start INPUT

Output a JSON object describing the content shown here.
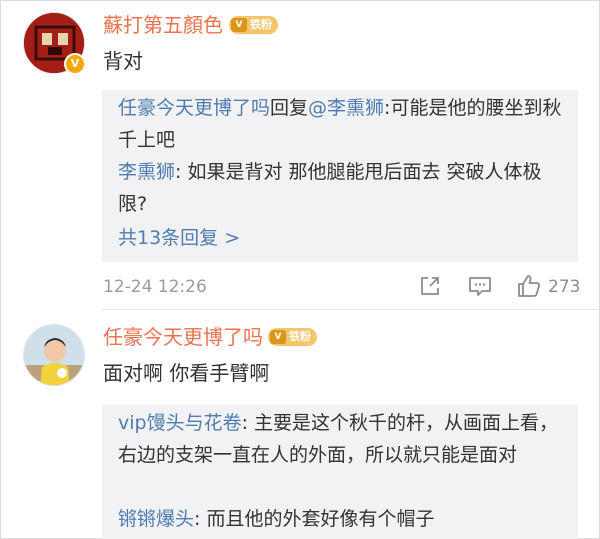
{
  "comments": [
    {
      "username": "蘇打第五顏色",
      "badge": "铁粉",
      "text": "背对",
      "replies": [
        {
          "author": "任豪今天更博了吗",
          "mid": "回复",
          "mention": "@李熏狮",
          "text": ":可能是他的腰坐到秋千上吧"
        },
        {
          "author": "李熏狮",
          "text": ": 如果是背对 那他腿能甩后面去 突破人体极限?"
        }
      ],
      "more_replies": "共13条回复 >",
      "time": "12-24 12:26",
      "likes": "273"
    },
    {
      "username": "任豪今天更博了吗",
      "badge": "铁粉",
      "text": "面对啊  你看手臂啊",
      "replies": [
        {
          "author": "vip馒头与花卷",
          "text": ": 主要是这个秋千的杆，从画面上看，右边的支架一直在人的外面，所以就只能是面对"
        },
        {
          "author": "锵锵爆头",
          "text": ": 而且他的外套好像有个帽子"
        }
      ]
    }
  ],
  "icons": {
    "share": "share-icon",
    "comment": "comment-icon",
    "like": "thumbs-up-icon",
    "verified": "verified-badge-icon",
    "fan_badge": "fan-badge-icon"
  },
  "colors": {
    "username": "#eb7350",
    "link": "#4e7cb0",
    "reply_bg": "#f2f2f5",
    "meta": "#9b9b9b"
  }
}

end INPUT

▸ **PROBLEM STATEMENT**
Transcribe each line above verbatim, with the pictures left out.

▸ **TASK OUTPUT**
Output a JSON object describing the content shown here.
{
  "comments": [
    {
      "username": "蘇打第五顏色",
      "badge": "铁粉",
      "text": "背对",
      "replies": [
        {
          "author": "任豪今天更博了吗",
          "mid": "回复",
          "mention": "@李熏狮",
          "text": ":可能是他的腰坐到秋千上吧"
        },
        {
          "author": "李熏狮",
          "text": ": 如果是背对 那他腿能甩后面去 突破人体极限?"
        }
      ],
      "more_replies": "共13条回复 >",
      "time": "12-24 12:26",
      "likes": "273"
    },
    {
      "username": "任豪今天更博了吗",
      "badge": "铁粉",
      "text": "面对啊  你看手臂啊",
      "replies": [
        {
          "author": "vip馒头与花卷",
          "text": ": 主要是这个秋千的杆，从画面上看，右边的支架一直在人的外面，所以就只能是面对"
        },
        {
          "author": "锵锵爆头",
          "text": ": 而且他的外套好像有个帽子"
        }
      ]
    }
  ],
  "icons": {
    "share": "share-icon",
    "comment": "comment-icon",
    "like": "thumbs-up-icon",
    "verified": "verified-badge-icon",
    "fan_badge": "fan-badge-icon"
  },
  "colors": {
    "username": "#eb7350",
    "link": "#4e7cb0",
    "reply_bg": "#f2f2f5",
    "meta": "#9b9b9b"
  }
}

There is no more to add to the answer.